Search the data for the word "text". Reproduce every line where it is found.

──────────

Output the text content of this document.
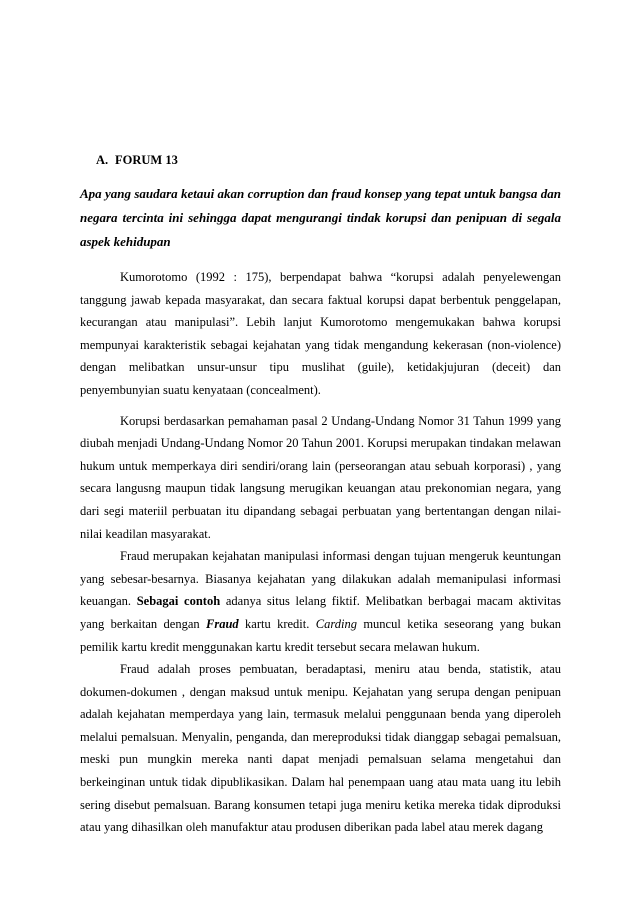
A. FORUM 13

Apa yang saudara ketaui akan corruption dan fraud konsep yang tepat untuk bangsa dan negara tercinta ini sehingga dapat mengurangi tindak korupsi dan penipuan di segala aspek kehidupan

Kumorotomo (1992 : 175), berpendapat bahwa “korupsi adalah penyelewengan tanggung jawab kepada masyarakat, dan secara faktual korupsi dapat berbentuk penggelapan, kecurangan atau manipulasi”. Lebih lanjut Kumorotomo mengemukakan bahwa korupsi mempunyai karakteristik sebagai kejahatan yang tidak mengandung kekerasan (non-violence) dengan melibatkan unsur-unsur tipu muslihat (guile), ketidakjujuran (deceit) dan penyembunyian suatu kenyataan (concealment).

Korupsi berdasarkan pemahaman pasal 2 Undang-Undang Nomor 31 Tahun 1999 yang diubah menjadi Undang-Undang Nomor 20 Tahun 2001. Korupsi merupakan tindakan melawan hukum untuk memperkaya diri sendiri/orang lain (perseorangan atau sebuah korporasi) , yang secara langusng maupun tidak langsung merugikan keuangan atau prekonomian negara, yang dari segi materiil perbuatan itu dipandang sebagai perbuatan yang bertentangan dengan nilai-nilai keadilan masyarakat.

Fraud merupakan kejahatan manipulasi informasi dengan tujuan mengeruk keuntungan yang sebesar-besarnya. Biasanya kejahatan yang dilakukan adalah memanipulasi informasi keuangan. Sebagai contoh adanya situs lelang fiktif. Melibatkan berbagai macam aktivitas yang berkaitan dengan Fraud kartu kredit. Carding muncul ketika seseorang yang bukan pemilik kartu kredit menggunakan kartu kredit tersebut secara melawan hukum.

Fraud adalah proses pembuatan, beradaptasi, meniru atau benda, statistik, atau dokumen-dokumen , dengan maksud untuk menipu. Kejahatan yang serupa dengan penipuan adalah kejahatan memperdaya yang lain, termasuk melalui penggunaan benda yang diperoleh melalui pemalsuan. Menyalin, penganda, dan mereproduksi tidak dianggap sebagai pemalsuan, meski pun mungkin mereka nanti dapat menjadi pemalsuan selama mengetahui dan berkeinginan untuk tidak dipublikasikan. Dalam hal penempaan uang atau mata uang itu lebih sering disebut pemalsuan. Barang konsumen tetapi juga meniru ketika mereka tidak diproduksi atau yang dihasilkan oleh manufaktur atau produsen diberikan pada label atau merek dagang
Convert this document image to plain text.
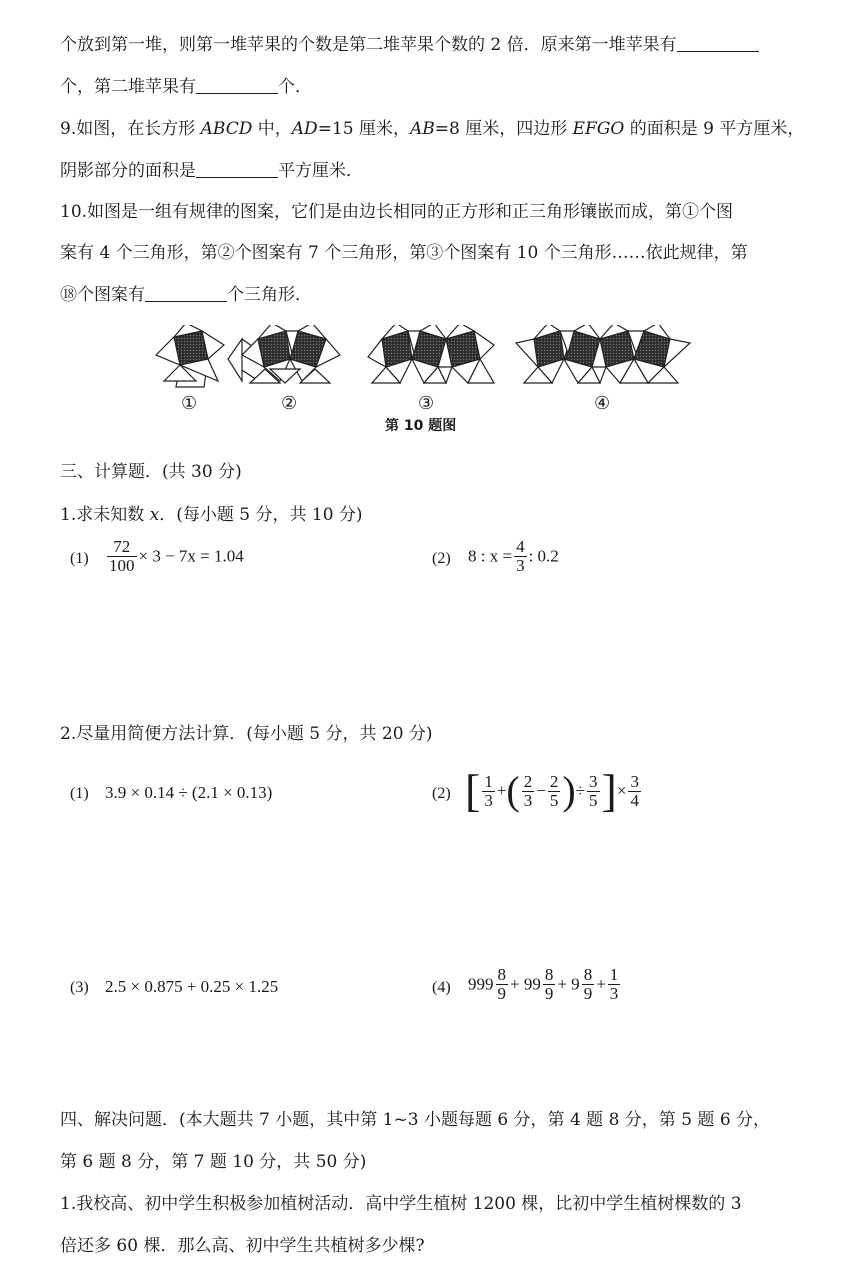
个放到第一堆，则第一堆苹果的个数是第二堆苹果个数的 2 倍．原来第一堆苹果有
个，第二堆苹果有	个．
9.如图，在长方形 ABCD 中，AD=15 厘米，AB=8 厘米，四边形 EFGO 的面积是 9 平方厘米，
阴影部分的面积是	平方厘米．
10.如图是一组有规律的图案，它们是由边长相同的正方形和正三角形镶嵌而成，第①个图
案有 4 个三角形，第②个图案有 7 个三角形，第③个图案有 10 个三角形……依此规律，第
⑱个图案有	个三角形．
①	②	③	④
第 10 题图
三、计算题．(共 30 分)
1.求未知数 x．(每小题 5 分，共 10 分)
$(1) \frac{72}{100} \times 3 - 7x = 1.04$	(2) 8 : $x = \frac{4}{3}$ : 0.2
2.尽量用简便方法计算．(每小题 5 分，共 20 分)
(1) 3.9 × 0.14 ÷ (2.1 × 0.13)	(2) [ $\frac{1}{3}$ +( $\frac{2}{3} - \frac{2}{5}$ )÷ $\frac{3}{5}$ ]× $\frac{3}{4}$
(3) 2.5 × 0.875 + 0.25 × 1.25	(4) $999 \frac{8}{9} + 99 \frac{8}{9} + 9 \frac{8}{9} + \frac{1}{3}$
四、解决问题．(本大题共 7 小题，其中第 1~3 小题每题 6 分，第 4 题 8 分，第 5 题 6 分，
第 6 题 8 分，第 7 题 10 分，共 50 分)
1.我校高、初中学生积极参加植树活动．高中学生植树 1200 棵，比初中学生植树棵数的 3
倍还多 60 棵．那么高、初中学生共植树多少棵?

──────────

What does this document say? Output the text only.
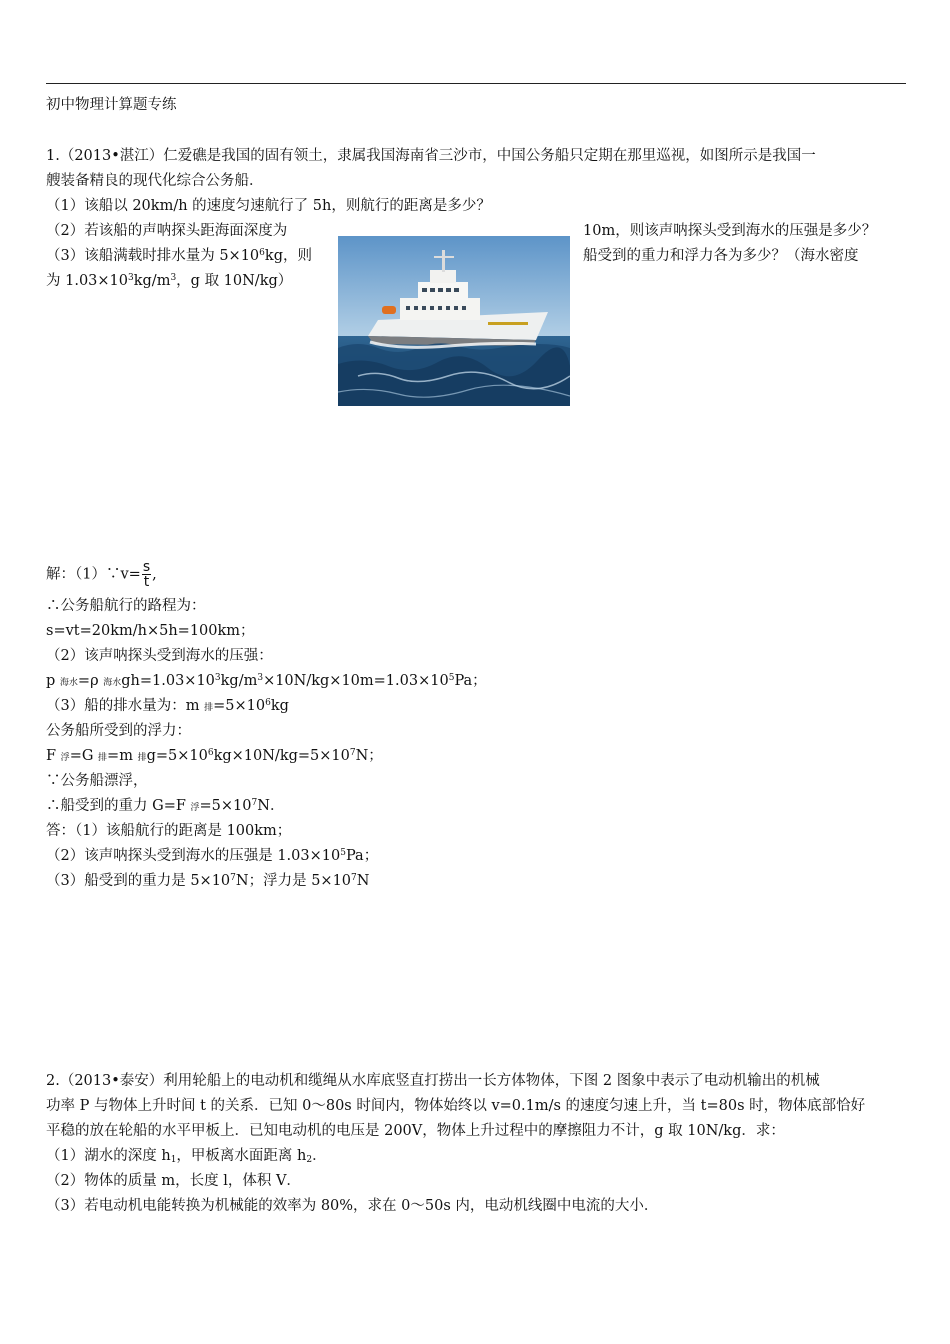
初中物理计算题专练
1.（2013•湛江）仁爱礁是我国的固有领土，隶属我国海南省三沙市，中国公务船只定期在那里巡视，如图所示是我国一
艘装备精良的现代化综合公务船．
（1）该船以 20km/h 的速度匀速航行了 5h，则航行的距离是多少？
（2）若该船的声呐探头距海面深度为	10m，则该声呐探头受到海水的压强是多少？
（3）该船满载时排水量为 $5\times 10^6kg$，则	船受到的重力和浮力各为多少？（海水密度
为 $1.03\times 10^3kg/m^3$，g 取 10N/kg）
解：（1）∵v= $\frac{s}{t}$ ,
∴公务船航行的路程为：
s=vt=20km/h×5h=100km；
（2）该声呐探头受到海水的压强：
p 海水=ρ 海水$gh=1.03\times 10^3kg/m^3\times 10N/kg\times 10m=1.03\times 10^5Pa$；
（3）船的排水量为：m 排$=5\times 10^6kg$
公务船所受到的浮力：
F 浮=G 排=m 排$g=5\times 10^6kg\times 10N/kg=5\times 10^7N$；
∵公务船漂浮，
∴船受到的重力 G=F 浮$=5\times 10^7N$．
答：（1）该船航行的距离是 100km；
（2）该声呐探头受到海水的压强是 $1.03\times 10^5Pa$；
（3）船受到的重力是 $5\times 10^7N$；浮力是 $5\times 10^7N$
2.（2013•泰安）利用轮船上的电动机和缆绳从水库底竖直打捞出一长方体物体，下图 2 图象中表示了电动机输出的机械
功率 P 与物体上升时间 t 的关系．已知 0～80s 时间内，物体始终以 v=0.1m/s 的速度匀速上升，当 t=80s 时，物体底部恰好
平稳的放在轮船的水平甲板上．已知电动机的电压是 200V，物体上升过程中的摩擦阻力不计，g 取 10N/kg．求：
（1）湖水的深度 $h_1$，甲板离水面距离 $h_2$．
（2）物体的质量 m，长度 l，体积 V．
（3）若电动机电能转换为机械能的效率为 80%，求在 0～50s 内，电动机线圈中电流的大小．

──────────

- COMPLETED EXERCISE
Output the text content of this document.
Convert this document image to plain text.
What does this document say? Output the text only.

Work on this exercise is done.